■ Request ■
Search the listing for the string "brand" and copy every line that contains it.

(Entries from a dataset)
○ ○ ○ ○ ○
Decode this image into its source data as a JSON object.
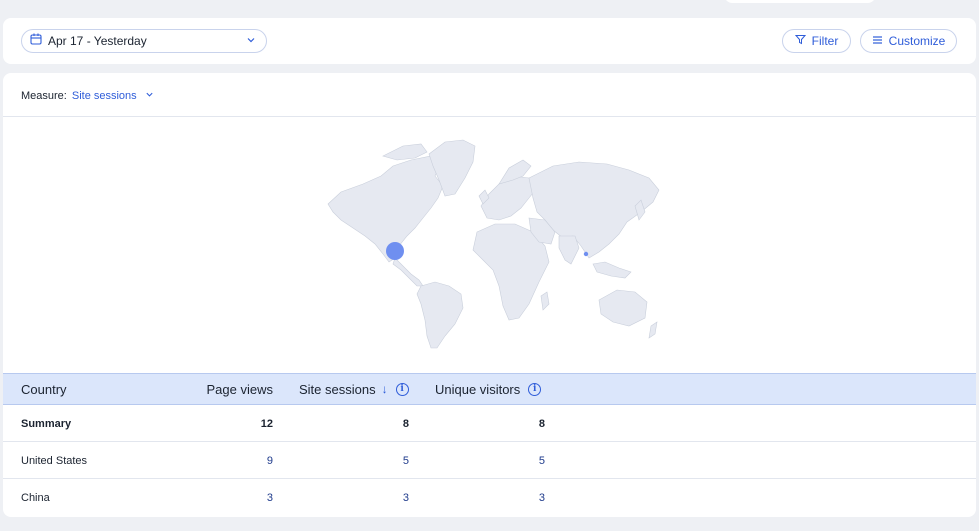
{
  "toolbar": {
    "date_range": "Apr 17 - Yesterday",
    "filter_label": "Filter",
    "customize_label": "Customize"
  },
  "measure": {
    "label": "Measure:",
    "value": "Site sessions"
  },
  "map": {
    "highlighted_countries": [
      "United States",
      "China"
    ],
    "bubble_color": "#6f8ff0"
  },
  "table": {
    "headers": {
      "country": "Country",
      "page_views": "Page views",
      "site_sessions": "Site sessions",
      "unique_visitors": "Unique visitors"
    },
    "sort_indicator": "↓",
    "summary": {
      "country": "Summary",
      "page_views": "12",
      "site_sessions": "8",
      "unique_visitors": "8"
    },
    "rows": [
      {
        "country": "United States",
        "page_views": "9",
        "site_sessions": "5",
        "unique_visitors": "5"
      },
      {
        "country": "China",
        "page_views": "3",
        "site_sessions": "3",
        "unique_visitors": "3"
      }
    ]
  },
  "colors": {
    "accent": "#2f5dd9",
    "header_bg": "#dbe6fb",
    "page_bg": "#eef0f4"
  },
  "icons": [
    "calendar-icon",
    "chevron-down-icon",
    "filter-icon",
    "customize-icon",
    "sort-arrow-icon",
    "info-icon"
  ]
}
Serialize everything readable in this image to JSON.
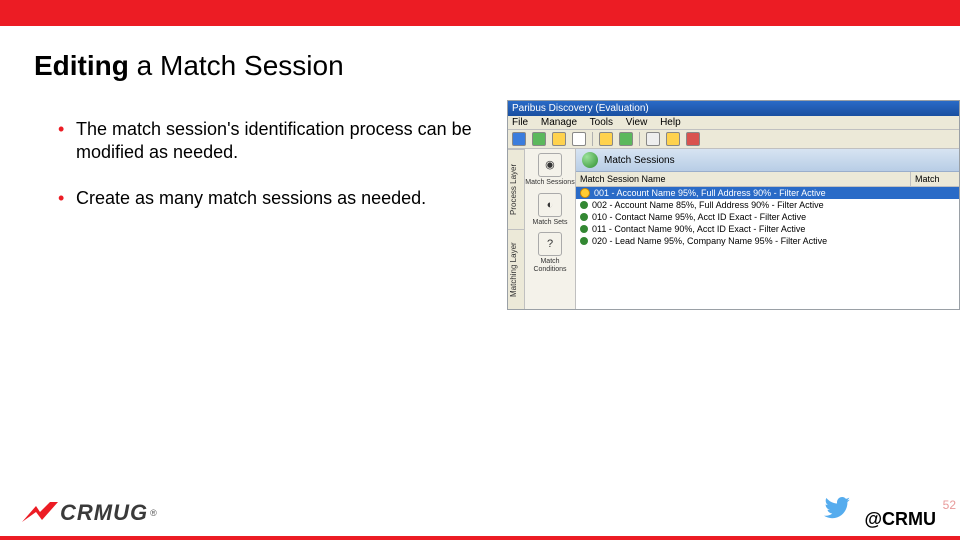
{
  "title": {
    "strong": "Editing",
    "rest": " a Match Session"
  },
  "bullets": [
    "The match session's identification process can be modified as needed.",
    "Create as many match sessions as needed."
  ],
  "screenshot": {
    "window_title": "Paribus Discovery (Evaluation)",
    "menu": [
      "File",
      "Manage",
      "Tools",
      "View",
      "Help"
    ],
    "layer_tabs": [
      "Process Layer",
      "Matching Layer"
    ],
    "nav": [
      {
        "label": "Match Sessions",
        "glyph": "◉"
      },
      {
        "label": "Match Sets",
        "glyph": "◐"
      },
      {
        "label": "Match Conditions",
        "glyph": "?"
      }
    ],
    "pane_title": "Match Sessions",
    "col1": "Match Session Name",
    "col2": "Match",
    "rows": [
      {
        "name": "001 - Account Name 95%, Full Address 90% - Filter Active",
        "sel": true
      },
      {
        "name": "002 - Account Name 85%, Full Address 90% - Filter Active",
        "sel": false
      },
      {
        "name": "010 - Contact Name 95%, Acct ID Exact - Filter Active",
        "sel": false
      },
      {
        "name": "011 - Contact Name 90%, Acct ID Exact - Filter Active",
        "sel": false
      },
      {
        "name": "020 - Lead Name 95%, Company Name 95% - Filter Active",
        "sel": false
      }
    ]
  },
  "footer": {
    "brand": "CRMUG",
    "handle": "@CRMU",
    "page": "52"
  }
}
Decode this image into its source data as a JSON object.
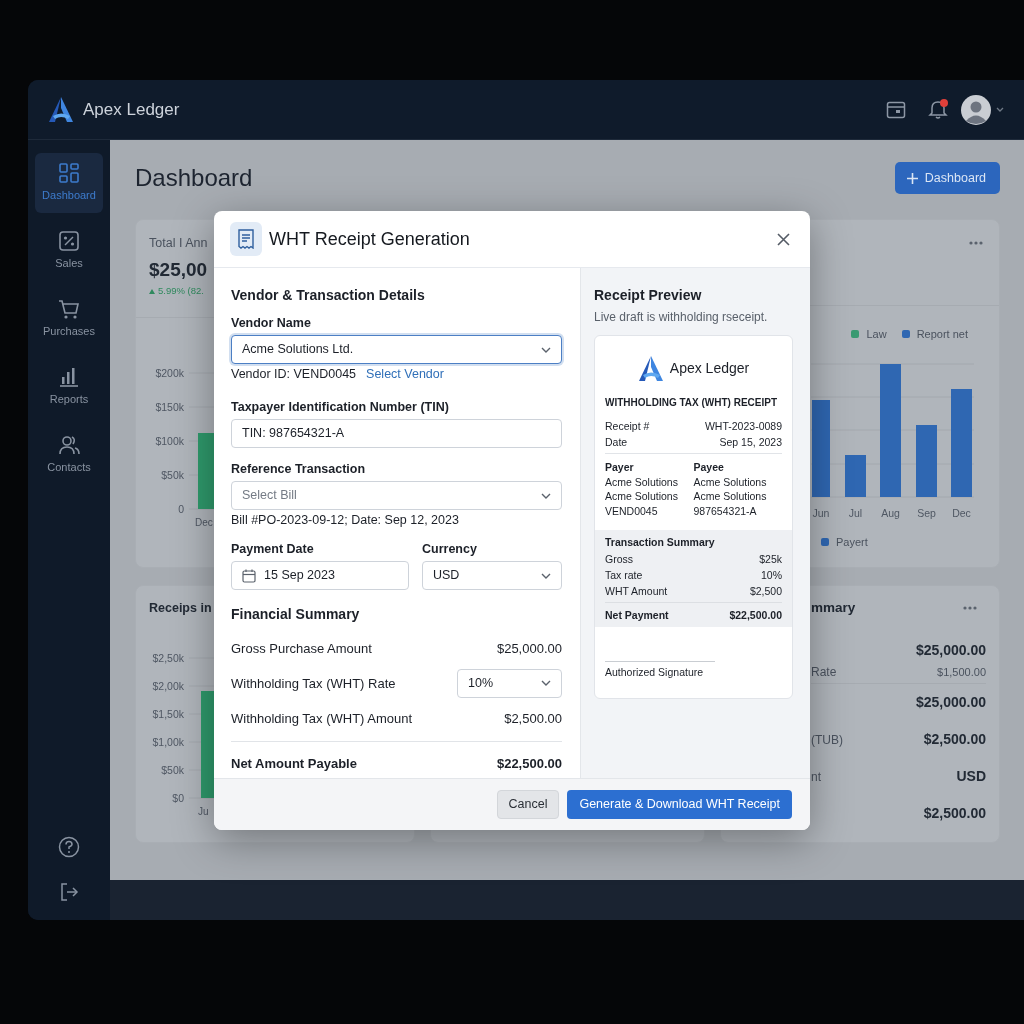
{
  "topbar": {
    "brand": "Apex Ledger",
    "has_notification": true
  },
  "sidebar": {
    "items": [
      {
        "label": "Dashboard",
        "selected": true
      },
      {
        "label": "Sales",
        "selected": false
      },
      {
        "label": "Purchases",
        "selected": false
      },
      {
        "label": "Reports",
        "selected": false
      },
      {
        "label": "Contacts",
        "selected": false
      }
    ]
  },
  "page": {
    "title": "Dashboard",
    "primary_button": "Dashboard"
  },
  "background_cards": {
    "revenue": {
      "title": "Total I Ann",
      "value": "$25,00",
      "change": "5.99% (82.",
      "y_labels": [
        "$200k",
        "$150k",
        "$100k",
        "$50k",
        "0"
      ],
      "x_labels": [
        "Dec"
      ]
    },
    "monthly": {
      "legend": [
        {
          "label": "Law",
          "color": "#3a9a72"
        },
        {
          "label": "Report net",
          "color": "#2f67b2"
        }
      ],
      "x_labels": [
        "Jun",
        "Jul",
        "Aug",
        "Sep",
        "Dec"
      ],
      "bottom_legend": [
        {
          "label": "Payert",
          "color": "#2f67b2"
        }
      ]
    },
    "receipts": {
      "title": "Receips in",
      "y_labels": [
        "$2,50k",
        "$2,00k",
        "$1,50k",
        "$1,00k",
        "$50k",
        "$0"
      ],
      "x_labels": [
        "Ju"
      ]
    },
    "summary": {
      "title": "mmary",
      "rows": [
        {
          "kind": "main",
          "value": "$25,000.00"
        },
        {
          "kind": "sub",
          "label": "Rate",
          "value": "$1,500.00"
        },
        {
          "kind": "main",
          "value": "$25,000.00"
        },
        {
          "kind": "main",
          "label": "(TUB)",
          "value": "$2,500.00"
        },
        {
          "kind": "main",
          "label": "nt",
          "value": "USD"
        },
        {
          "kind": "main",
          "value": "$2,500.00"
        }
      ]
    }
  },
  "modal": {
    "title": "WHT Receipt Generation",
    "form": {
      "section_title": "Vendor & Transaction Details",
      "vendor": {
        "label": "Vendor Name",
        "value": "Acme Solutions Ltd.",
        "focused": true,
        "hint": "Vendor ID: VEND0045",
        "link": "Select Vendor"
      },
      "tin": {
        "label": "Taxpayer Identification Number (TIN)",
        "value": "TIN: 987654321-A"
      },
      "reference": {
        "label": "Reference Transaction",
        "placeholder": "Select Bill",
        "hint": "Bill #PO-2023-09-12; Date: Sep 12, 2023"
      },
      "payment_date": {
        "label": "Payment Date",
        "value": "15 Sep 2023"
      },
      "currency": {
        "label": "Currency",
        "value": "USD"
      }
    },
    "summary": {
      "title": "Financial Summary",
      "rows": [
        {
          "kind": "text",
          "label": "Gross Purchase Amount",
          "value": "$25,000.00"
        },
        {
          "kind": "select",
          "label": "Withholding Tax (WHT) Rate",
          "value": "10%"
        },
        {
          "kind": "text",
          "label": "Withholding Tax (WHT) Amount",
          "value": "$2,500.00"
        },
        {
          "kind": "total",
          "label": "Net Amount Payable",
          "value": "$22,500.00"
        }
      ]
    },
    "preview": {
      "title": "Receipt Preview",
      "subtitle": "Live draft is withholding rseceipt.",
      "brand": "Apex Ledger",
      "heading": "WITHHOLDING TAX (WHT) RECEIPT",
      "meta": [
        {
          "label": "Receipt #",
          "value": "WHT-2023-0089"
        },
        {
          "label": "Date",
          "value": "Sep 15, 2023"
        }
      ],
      "parties": [
        {
          "title": "Payer",
          "lines": [
            "Acme Solutions",
            "Acme Solutions",
            "VEND0045"
          ]
        },
        {
          "title": "Payee",
          "lines": [
            "Acme Solutions",
            "Acme Solutions",
            "987654321-A"
          ]
        }
      ],
      "summary_title": "Transaction Summary",
      "summary": [
        {
          "label": "Gross",
          "value": "$25k"
        },
        {
          "label": "Tax rate",
          "value": "10%"
        },
        {
          "label": "WHT Amount",
          "value": "$2,500"
        }
      ],
      "net": {
        "label": "Net Payment",
        "value": "$22,500.00"
      },
      "signature": "Authorized Signature"
    },
    "buttons": [
      {
        "label": "Cancel",
        "kind": "secondary"
      },
      {
        "label": "Generate & Download WHT Receipt",
        "kind": "primary"
      }
    ]
  }
}
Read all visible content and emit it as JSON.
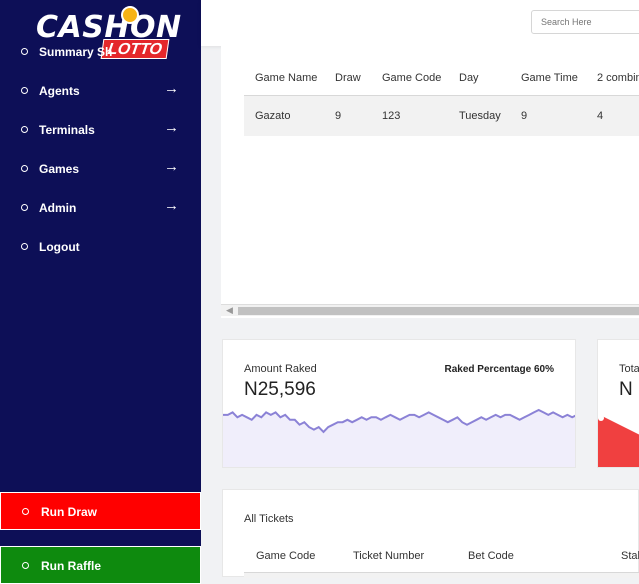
○ ○ ○ ○ ○
■ Task response ■
    "brand": "CRMUG",
    "brand": "Apex Ledger",
      "brand": "Apex Ledger",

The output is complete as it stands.